WHAT IS ASKED :: Copy the following lines exactly as they appear, covering every one of the records.

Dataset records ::
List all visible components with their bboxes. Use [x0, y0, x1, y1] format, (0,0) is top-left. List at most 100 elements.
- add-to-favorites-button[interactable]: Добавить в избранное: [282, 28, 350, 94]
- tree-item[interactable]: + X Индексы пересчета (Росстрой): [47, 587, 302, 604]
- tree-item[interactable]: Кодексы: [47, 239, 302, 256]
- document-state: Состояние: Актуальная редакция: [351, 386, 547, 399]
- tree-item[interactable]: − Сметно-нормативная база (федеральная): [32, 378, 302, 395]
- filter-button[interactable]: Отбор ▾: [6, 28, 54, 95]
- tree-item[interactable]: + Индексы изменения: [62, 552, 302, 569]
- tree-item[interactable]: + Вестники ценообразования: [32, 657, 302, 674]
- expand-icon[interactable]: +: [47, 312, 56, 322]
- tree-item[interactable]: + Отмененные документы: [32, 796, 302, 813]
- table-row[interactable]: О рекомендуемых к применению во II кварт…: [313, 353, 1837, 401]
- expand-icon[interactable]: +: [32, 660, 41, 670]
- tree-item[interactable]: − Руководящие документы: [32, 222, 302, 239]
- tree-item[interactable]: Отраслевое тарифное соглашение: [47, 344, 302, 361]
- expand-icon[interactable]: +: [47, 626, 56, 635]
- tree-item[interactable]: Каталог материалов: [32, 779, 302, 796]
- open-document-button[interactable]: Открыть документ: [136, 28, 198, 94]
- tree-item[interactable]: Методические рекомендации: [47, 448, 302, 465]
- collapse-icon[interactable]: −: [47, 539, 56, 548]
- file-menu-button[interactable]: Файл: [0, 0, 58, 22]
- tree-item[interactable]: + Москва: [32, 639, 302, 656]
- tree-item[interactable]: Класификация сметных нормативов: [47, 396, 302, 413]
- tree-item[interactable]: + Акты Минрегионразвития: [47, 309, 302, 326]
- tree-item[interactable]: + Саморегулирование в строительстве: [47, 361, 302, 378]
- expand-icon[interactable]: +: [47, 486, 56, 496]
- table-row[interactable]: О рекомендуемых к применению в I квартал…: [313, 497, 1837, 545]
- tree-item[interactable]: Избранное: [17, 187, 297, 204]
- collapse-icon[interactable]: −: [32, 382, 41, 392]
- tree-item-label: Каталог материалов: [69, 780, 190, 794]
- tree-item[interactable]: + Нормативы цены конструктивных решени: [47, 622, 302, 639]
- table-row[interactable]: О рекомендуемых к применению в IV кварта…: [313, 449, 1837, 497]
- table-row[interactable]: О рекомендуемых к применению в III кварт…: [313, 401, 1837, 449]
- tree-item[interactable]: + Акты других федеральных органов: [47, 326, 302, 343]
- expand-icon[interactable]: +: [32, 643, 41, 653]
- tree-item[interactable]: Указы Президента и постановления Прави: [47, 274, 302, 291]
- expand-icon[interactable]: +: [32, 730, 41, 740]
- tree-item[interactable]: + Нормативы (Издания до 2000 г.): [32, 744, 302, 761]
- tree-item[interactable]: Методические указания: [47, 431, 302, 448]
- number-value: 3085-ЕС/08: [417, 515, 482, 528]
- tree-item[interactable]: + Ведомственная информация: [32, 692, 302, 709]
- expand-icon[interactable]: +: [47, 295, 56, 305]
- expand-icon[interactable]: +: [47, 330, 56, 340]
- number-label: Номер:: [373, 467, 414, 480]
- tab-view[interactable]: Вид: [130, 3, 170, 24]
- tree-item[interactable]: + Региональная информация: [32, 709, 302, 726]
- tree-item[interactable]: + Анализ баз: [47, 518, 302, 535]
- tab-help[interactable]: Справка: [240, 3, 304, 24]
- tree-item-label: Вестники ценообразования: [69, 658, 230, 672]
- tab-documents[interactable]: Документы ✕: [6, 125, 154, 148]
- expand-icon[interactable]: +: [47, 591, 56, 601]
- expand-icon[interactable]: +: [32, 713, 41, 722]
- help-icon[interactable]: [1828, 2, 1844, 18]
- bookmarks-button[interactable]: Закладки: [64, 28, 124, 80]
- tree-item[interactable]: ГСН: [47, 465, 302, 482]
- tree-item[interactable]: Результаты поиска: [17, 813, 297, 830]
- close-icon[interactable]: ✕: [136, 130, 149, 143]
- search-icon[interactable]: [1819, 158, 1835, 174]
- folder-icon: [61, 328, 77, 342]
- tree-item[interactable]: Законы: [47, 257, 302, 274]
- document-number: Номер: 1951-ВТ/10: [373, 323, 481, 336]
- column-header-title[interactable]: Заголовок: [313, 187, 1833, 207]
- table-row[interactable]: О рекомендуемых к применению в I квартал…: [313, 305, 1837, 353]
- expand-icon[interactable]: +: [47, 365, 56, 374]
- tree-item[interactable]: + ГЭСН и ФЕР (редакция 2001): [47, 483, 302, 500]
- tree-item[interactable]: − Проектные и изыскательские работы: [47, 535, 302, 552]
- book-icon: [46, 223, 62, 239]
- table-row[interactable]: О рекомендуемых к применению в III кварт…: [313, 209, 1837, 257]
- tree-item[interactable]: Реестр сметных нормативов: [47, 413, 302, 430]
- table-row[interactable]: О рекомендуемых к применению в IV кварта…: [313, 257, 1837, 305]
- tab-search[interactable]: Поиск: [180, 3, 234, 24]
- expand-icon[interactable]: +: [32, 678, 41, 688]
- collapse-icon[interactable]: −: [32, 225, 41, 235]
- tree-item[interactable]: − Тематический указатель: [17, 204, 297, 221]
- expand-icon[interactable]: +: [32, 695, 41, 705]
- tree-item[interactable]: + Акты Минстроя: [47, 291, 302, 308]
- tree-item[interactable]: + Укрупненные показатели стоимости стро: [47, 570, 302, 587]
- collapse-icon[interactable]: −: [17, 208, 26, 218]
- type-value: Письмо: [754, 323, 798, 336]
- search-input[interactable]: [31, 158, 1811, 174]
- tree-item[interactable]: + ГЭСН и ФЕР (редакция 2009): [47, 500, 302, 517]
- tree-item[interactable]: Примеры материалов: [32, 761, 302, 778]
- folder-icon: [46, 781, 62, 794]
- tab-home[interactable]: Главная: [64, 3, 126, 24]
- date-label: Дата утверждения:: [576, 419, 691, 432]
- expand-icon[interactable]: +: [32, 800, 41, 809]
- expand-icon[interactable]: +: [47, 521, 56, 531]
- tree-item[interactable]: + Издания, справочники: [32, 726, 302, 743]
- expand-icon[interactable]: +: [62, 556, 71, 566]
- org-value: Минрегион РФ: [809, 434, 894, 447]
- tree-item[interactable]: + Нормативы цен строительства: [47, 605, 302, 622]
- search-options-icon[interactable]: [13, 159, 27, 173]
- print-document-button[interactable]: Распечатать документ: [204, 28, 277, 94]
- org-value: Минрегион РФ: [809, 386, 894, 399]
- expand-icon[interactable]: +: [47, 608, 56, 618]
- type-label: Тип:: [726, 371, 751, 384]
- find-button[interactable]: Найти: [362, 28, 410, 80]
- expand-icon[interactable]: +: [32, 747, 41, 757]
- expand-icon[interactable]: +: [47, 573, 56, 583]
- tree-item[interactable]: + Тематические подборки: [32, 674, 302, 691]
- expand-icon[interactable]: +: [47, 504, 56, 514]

RESPONSE FOR THIS EXERCISE ::
List all visible components with their bboxes. Use [x0, y0, x1, y1] format, (0,0) is top-left. List at most 100 elements.
- add-to-favorites-button[interactable]: Добавить в избранное: [282, 28, 350, 94]
- tree-item[interactable]: + X Индексы пересчета (Росстрой): [47, 587, 302, 604]
- tree-item[interactable]: Кодексы: [47, 239, 302, 256]
- document-state: Состояние: Актуальная редакция: [351, 386, 547, 399]
- tree-item[interactable]: − Сметно-нормативная база (федеральная): [32, 378, 302, 395]
- filter-button[interactable]: Отбор ▾: [6, 28, 54, 95]
- tree-item[interactable]: + Индексы изменения: [62, 552, 302, 569]
- tree-item[interactable]: + Вестники ценообразования: [32, 657, 302, 674]
- expand-icon[interactable]: +: [47, 312, 56, 322]
- tree-item[interactable]: + Отмененные документы: [32, 796, 302, 813]
- table-row[interactable]: О рекомендуемых к применению во II кварт…: [313, 353, 1837, 401]
- expand-icon[interactable]: +: [32, 660, 41, 670]
- tree-item[interactable]: − Руководящие документы: [32, 222, 302, 239]
- tree-item[interactable]: Отраслевое тарифное соглашение: [47, 344, 302, 361]
- expand-icon[interactable]: +: [47, 626, 56, 635]
- tree-item[interactable]: Каталог материалов: [32, 779, 302, 796]
- open-document-button[interactable]: Открыть документ: [136, 28, 198, 94]
- tree-item[interactable]: Методические рекомендации: [47, 448, 302, 465]
- collapse-icon[interactable]: −: [47, 539, 56, 548]
- file-menu-button[interactable]: Файл: [0, 0, 58, 22]
- tree-item[interactable]: + Москва: [32, 639, 302, 656]
- tree-item[interactable]: Класификация сметных нормативов: [47, 396, 302, 413]
- tree-item[interactable]: + Акты Минрегионразвития: [47, 309, 302, 326]
- tree-item[interactable]: + Саморегулирование в строительстве: [47, 361, 302, 378]
- expand-icon[interactable]: +: [47, 486, 56, 496]
- table-row[interactable]: О рекомендуемых к применению в I квартал…: [313, 497, 1837, 545]
- tree-item[interactable]: Избранное: [17, 187, 297, 204]
- collapse-icon[interactable]: −: [32, 382, 41, 392]
- tree-item-label: Каталог материалов: [69, 780, 190, 794]
- tree-item[interactable]: + Нормативы цены конструктивных решени: [47, 622, 302, 639]
- table-row[interactable]: О рекомендуемых к применению в IV кварта…: [313, 449, 1837, 497]
- table-row[interactable]: О рекомендуемых к применению в III кварт…: [313, 401, 1837, 449]
- tree-item[interactable]: + Акты других федеральных органов: [47, 326, 302, 343]
- expand-icon[interactable]: +: [32, 643, 41, 653]
- tree-item[interactable]: Указы Президента и постановления Прави: [47, 274, 302, 291]
- expand-icon[interactable]: +: [32, 730, 41, 740]
- tree-item[interactable]: + Нормативы (Издания до 2000 г.): [32, 744, 302, 761]
- tree-item[interactable]: Методические указания: [47, 431, 302, 448]
- number-value: 3085-ЕС/08: [417, 515, 482, 528]
- tree-item[interactable]: + Ведомственная информация: [32, 692, 302, 709]
- expand-icon[interactable]: +: [47, 295, 56, 305]
- expand-icon[interactable]: +: [47, 330, 56, 340]
- number-label: Номер:: [373, 467, 414, 480]
- tab-view[interactable]: Вид: [130, 3, 170, 24]
- tree-item[interactable]: + Региональная информация: [32, 709, 302, 726]
- tree-item[interactable]: + Анализ баз: [47, 518, 302, 535]
- tab-help[interactable]: Справка: [240, 3, 304, 24]
- tree-item-label: Вестники ценообразования: [69, 658, 230, 672]
- tab-documents[interactable]: Документы ✕: [6, 125, 154, 148]
- expand-icon[interactable]: +: [47, 591, 56, 601]
- expand-icon[interactable]: +: [32, 713, 41, 722]
- help-icon[interactable]: [1828, 2, 1844, 18]
- bookmarks-button[interactable]: Закладки: [64, 28, 124, 80]
- tree-item[interactable]: ГСН: [47, 465, 302, 482]
- tree-item[interactable]: Результаты поиска: [17, 813, 297, 830]
- close-icon[interactable]: ✕: [136, 130, 149, 143]
- search-icon[interactable]: [1819, 158, 1835, 174]
- folder-icon: [61, 328, 77, 342]
- tree-item[interactable]: Законы: [47, 257, 302, 274]
- document-number: Номер: 1951-ВТ/10: [373, 323, 481, 336]
- column-header-title[interactable]: Заголовок: [313, 187, 1833, 207]
- table-row[interactable]: О рекомендуемых к применению в I квартал…: [313, 305, 1837, 353]
- expand-icon[interactable]: +: [47, 365, 56, 374]
- tree-item[interactable]: + ГЭСН и ФЕР (редакция 2001): [47, 483, 302, 500]
- tree-item[interactable]: − Проектные и изыскательские работы: [47, 535, 302, 552]
- book-icon: [46, 223, 62, 239]
- table-row[interactable]: О рекомендуемых к применению в III кварт…: [313, 209, 1837, 257]
- tree-item[interactable]: Реестр сметных нормативов: [47, 413, 302, 430]
- table-row[interactable]: О рекомендуемых к применению в IV кварта…: [313, 257, 1837, 305]
- tab-search[interactable]: Поиск: [180, 3, 234, 24]
- expand-icon[interactable]: +: [32, 678, 41, 688]
- collapse-icon[interactable]: −: [32, 225, 41, 235]
- tree-item[interactable]: − Тематический указатель: [17, 204, 297, 221]
- expand-icon[interactable]: +: [32, 695, 41, 705]
- tree-item[interactable]: + Акты Минстроя: [47, 291, 302, 308]
- tree-item[interactable]: + Укрупненные показатели стоимости стро: [47, 570, 302, 587]
- collapse-icon[interactable]: −: [17, 208, 26, 218]
- type-value: Письмо: [754, 323, 798, 336]
- search-input[interactable]: [31, 158, 1811, 174]
- tree-item[interactable]: + ГЭСН и ФЕР (редакция 2009): [47, 500, 302, 517]
- tree-item[interactable]: Примеры материалов: [32, 761, 302, 778]
- folder-icon: [46, 781, 62, 794]
- tab-home[interactable]: Главная: [64, 3, 126, 24]
- date-label: Дата утверждения:: [576, 419, 691, 432]
- expand-icon[interactable]: +: [32, 800, 41, 809]
- expand-icon[interactable]: +: [47, 521, 56, 531]
- tree-item[interactable]: + Издания, справочники: [32, 726, 302, 743]
- expand-icon[interactable]: +: [62, 556, 71, 566]
- org-value: Минрегион РФ: [809, 434, 894, 447]
- tree-item[interactable]: + Нормативы цен строительства: [47, 605, 302, 622]
- search-options-icon[interactable]: [13, 159, 27, 173]
- print-document-button[interactable]: Распечатать документ: [204, 28, 277, 94]
- org-value: Минрегион РФ: [809, 386, 894, 399]
- expand-icon[interactable]: +: [47, 608, 56, 618]
- type-label: Тип:: [726, 371, 751, 384]
- find-button[interactable]: Найти: [362, 28, 410, 80]
- expand-icon[interactable]: +: [32, 747, 41, 757]
- expand-icon[interactable]: +: [47, 573, 56, 583]
- tree-item[interactable]: + Тематические подборки: [32, 674, 302, 691]
- expand-icon[interactable]: +: [47, 504, 56, 514]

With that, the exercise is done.